• [Items listed in a dataset]
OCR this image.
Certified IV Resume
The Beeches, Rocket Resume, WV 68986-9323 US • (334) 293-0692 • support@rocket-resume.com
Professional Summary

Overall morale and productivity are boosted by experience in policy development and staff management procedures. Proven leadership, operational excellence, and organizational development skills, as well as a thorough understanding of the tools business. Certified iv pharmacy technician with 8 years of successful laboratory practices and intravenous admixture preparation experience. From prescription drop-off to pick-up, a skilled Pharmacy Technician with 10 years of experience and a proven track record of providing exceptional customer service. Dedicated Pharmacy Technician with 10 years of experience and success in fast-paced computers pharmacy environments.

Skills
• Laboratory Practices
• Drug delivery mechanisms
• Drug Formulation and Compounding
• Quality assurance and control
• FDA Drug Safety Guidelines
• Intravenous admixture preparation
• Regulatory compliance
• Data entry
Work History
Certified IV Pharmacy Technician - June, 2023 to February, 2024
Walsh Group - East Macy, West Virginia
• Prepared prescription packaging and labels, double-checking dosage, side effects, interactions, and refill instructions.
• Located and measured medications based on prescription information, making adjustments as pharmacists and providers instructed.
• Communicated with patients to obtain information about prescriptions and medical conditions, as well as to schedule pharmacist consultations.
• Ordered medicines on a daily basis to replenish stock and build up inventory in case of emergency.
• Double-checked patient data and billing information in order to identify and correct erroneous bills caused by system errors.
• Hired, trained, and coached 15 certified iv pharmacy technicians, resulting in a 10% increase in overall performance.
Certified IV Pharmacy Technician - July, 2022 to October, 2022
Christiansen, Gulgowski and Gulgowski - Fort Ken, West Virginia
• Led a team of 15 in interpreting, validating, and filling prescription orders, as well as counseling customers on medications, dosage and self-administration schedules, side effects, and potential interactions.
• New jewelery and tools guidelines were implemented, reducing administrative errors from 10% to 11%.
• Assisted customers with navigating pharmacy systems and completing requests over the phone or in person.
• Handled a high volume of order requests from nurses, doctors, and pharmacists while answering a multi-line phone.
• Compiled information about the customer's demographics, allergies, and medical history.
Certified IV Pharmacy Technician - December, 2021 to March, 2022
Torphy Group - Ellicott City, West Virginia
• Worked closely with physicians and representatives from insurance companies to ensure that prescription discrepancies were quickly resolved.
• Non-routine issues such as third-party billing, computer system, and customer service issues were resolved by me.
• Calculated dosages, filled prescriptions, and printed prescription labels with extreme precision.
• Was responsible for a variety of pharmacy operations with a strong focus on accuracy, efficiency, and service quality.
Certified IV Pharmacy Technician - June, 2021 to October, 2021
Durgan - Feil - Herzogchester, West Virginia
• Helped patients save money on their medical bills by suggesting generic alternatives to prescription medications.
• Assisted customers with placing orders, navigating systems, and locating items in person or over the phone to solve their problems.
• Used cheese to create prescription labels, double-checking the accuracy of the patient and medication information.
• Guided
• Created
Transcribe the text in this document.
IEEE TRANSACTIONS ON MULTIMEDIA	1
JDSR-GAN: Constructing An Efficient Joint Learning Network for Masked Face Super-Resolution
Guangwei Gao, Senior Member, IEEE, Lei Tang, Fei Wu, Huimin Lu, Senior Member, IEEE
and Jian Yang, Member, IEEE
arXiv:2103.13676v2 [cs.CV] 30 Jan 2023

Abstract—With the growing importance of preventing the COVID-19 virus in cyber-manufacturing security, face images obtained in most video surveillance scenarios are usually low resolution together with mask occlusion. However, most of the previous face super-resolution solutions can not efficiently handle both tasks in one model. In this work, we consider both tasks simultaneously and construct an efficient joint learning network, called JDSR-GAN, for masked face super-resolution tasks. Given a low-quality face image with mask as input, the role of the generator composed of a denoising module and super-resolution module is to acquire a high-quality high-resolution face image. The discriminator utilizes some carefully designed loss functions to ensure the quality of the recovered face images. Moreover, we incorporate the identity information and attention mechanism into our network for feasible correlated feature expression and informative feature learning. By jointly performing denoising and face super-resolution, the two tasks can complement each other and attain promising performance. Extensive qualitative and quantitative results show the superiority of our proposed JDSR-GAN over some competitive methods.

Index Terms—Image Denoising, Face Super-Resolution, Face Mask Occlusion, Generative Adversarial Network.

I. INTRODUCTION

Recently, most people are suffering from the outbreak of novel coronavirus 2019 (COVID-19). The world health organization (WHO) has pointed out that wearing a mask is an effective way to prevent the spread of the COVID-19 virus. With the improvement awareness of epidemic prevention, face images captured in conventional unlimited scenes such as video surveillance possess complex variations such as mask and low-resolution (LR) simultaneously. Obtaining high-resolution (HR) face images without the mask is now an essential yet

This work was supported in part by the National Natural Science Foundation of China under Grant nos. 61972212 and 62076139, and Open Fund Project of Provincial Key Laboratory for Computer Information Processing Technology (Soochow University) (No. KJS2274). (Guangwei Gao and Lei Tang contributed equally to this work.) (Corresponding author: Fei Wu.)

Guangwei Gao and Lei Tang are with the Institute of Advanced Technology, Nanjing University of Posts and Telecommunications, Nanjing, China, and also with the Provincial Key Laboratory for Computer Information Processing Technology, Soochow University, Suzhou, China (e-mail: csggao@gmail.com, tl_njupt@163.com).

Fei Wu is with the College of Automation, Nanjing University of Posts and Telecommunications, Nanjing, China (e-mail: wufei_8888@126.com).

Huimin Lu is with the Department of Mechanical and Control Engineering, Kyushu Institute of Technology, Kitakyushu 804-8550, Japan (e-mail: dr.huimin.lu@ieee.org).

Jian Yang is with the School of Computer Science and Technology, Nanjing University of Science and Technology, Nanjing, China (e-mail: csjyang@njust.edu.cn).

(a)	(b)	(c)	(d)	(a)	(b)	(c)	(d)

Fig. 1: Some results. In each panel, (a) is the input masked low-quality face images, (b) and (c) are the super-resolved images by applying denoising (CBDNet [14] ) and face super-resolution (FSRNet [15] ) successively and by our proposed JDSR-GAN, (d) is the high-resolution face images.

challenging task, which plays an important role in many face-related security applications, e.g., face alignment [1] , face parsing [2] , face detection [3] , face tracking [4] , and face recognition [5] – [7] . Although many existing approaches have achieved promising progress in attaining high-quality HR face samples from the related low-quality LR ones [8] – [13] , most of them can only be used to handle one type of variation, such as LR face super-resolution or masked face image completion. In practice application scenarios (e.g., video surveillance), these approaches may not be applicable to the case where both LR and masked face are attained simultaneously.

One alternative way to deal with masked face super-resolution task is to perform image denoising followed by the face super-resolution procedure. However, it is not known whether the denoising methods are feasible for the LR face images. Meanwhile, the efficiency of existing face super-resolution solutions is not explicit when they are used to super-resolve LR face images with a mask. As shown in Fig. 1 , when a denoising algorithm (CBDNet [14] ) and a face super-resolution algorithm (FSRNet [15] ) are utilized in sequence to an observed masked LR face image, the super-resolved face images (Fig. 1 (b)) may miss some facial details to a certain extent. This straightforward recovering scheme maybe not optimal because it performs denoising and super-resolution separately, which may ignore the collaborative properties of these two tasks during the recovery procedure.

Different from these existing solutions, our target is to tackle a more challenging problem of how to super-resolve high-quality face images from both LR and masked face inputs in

• [Problem requirements] State how many lines of the records above contain the word "Yang", and give only that number.

• [Problem solution] 2